What the task requires: Extract every line below that contains the word "title".

[START OF Information provided]

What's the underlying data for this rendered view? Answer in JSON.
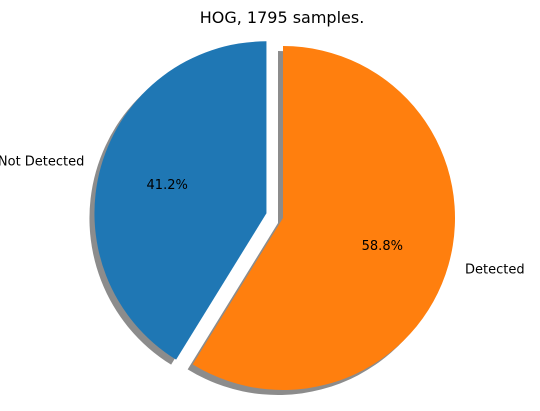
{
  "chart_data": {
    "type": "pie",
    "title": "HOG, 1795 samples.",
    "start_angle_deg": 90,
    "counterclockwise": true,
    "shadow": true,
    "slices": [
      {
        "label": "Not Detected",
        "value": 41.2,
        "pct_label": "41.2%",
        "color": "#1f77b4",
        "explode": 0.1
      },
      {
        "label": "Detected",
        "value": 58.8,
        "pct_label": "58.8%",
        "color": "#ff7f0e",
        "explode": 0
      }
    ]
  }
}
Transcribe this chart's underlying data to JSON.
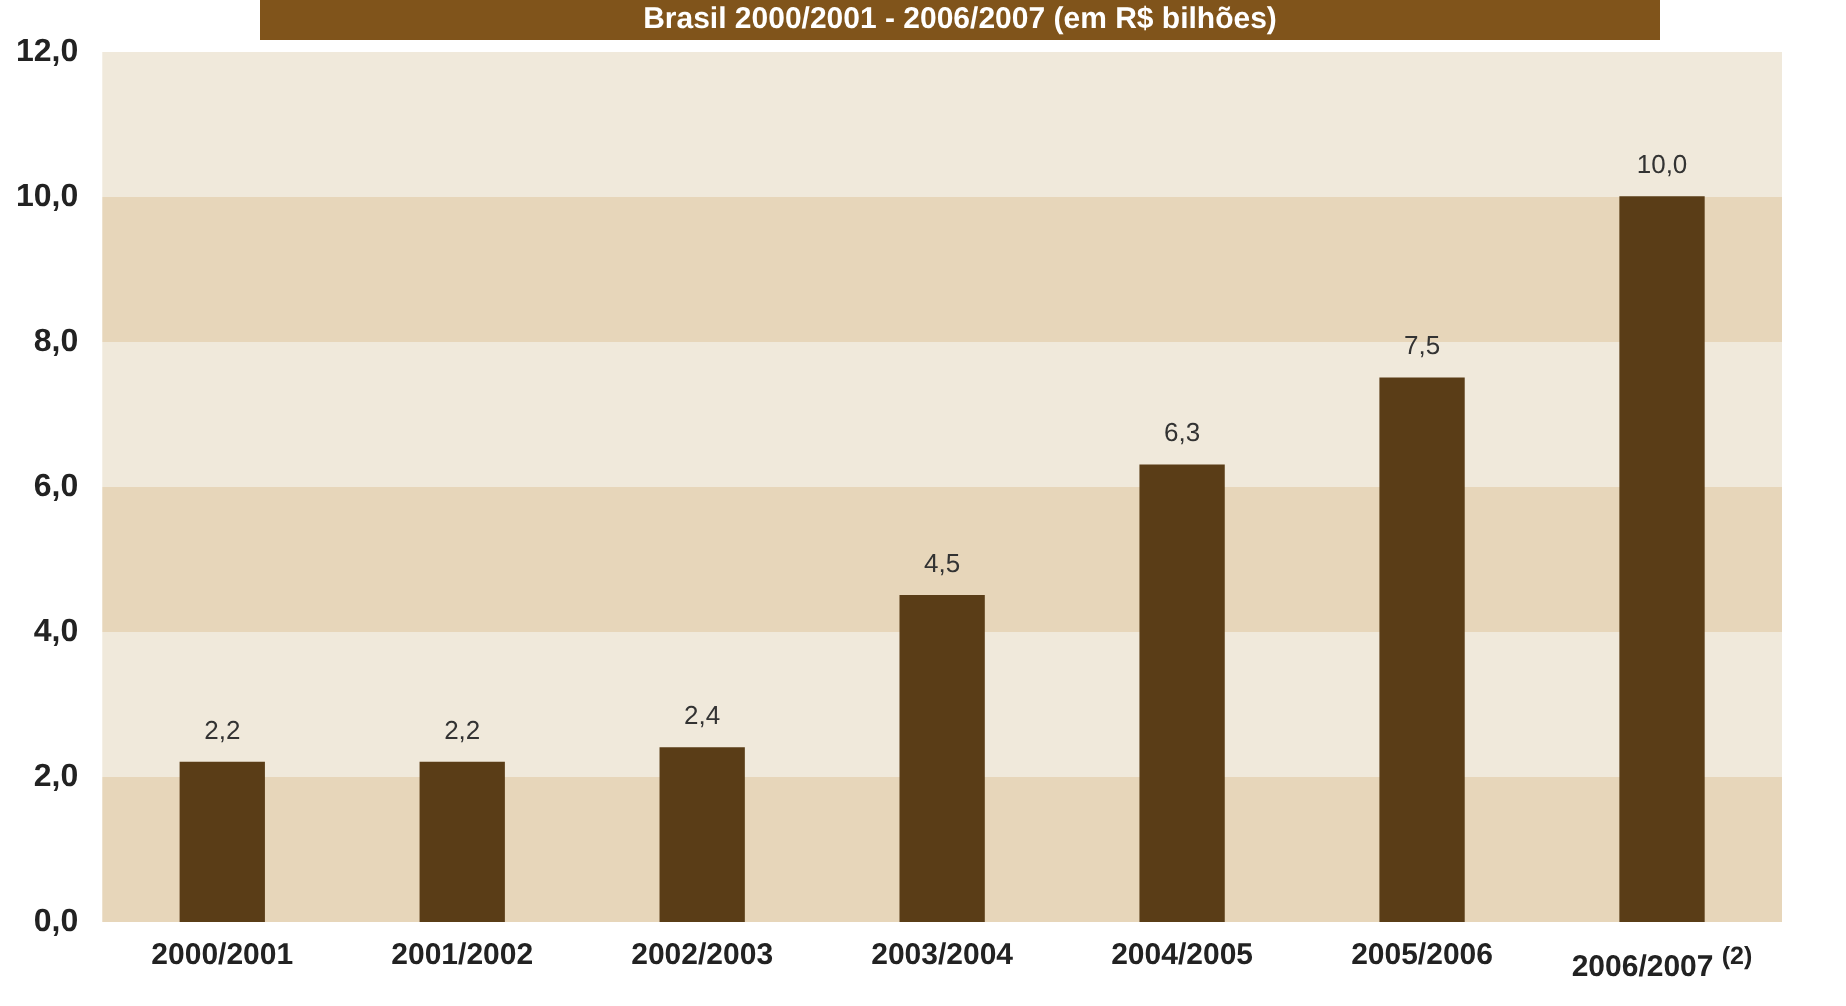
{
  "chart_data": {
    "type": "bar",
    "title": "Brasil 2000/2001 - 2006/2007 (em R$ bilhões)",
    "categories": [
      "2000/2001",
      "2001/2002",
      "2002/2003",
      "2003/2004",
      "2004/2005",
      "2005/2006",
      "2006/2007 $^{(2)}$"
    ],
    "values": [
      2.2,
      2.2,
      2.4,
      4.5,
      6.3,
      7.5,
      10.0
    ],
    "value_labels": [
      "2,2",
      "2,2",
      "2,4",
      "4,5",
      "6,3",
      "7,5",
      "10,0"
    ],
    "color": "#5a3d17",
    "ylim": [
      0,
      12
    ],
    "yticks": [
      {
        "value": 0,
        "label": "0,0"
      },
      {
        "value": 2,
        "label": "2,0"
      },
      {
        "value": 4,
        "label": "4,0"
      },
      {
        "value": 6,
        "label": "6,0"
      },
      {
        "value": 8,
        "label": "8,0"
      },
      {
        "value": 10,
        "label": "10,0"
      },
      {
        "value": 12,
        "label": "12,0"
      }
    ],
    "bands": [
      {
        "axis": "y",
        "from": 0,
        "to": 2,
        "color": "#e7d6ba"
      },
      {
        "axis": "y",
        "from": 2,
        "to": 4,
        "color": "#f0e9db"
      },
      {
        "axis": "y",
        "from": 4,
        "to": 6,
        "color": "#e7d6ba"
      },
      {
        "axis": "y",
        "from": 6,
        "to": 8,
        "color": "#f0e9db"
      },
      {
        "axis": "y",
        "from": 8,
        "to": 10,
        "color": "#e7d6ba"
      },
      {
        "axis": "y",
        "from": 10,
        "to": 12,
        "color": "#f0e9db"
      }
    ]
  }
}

[END OF Information provided]
[START OF Information provided]

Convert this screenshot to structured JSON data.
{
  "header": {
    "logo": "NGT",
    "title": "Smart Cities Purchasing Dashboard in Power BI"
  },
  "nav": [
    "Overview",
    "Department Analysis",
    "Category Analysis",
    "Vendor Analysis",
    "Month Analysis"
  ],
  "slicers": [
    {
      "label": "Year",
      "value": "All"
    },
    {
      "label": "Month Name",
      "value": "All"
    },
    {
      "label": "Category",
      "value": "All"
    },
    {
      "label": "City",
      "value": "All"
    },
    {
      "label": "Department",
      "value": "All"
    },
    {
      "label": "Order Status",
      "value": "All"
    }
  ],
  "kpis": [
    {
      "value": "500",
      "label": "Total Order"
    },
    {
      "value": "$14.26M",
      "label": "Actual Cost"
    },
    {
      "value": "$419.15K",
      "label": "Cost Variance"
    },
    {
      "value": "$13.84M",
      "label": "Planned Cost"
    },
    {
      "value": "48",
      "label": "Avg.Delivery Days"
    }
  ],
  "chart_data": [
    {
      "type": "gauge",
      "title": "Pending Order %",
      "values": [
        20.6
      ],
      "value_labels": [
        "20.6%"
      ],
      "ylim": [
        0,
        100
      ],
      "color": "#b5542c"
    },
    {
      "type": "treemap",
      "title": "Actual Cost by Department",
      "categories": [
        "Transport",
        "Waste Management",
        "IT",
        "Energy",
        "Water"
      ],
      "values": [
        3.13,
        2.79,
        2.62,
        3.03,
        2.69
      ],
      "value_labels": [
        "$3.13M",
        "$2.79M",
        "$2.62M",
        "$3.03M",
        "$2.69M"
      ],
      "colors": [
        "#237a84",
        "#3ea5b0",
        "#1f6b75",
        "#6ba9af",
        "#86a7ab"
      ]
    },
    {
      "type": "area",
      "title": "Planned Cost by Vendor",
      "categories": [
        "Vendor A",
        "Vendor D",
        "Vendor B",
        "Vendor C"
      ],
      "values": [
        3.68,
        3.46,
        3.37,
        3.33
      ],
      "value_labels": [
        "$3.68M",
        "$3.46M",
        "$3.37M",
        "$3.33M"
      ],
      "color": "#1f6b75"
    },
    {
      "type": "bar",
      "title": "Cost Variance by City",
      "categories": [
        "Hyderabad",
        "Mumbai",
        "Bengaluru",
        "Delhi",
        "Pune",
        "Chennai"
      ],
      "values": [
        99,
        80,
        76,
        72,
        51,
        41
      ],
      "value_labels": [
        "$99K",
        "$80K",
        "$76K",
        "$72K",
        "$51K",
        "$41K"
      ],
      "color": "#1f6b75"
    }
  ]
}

[END OF Information provided]

Finished task:
    "title": "HOG, 1795 samples.",
    "title": "Brasil 2000/2001 - 2006/2007 (em R$ bilhões)",
    "title": "Smart Cities Purchasing Dashboard in Power BI"
      "title": "Pending Order %",
      "title": "Actual Cost by Department",
      "title": "Planned Cost by Vendor",
      "title": "Cost Variance by City",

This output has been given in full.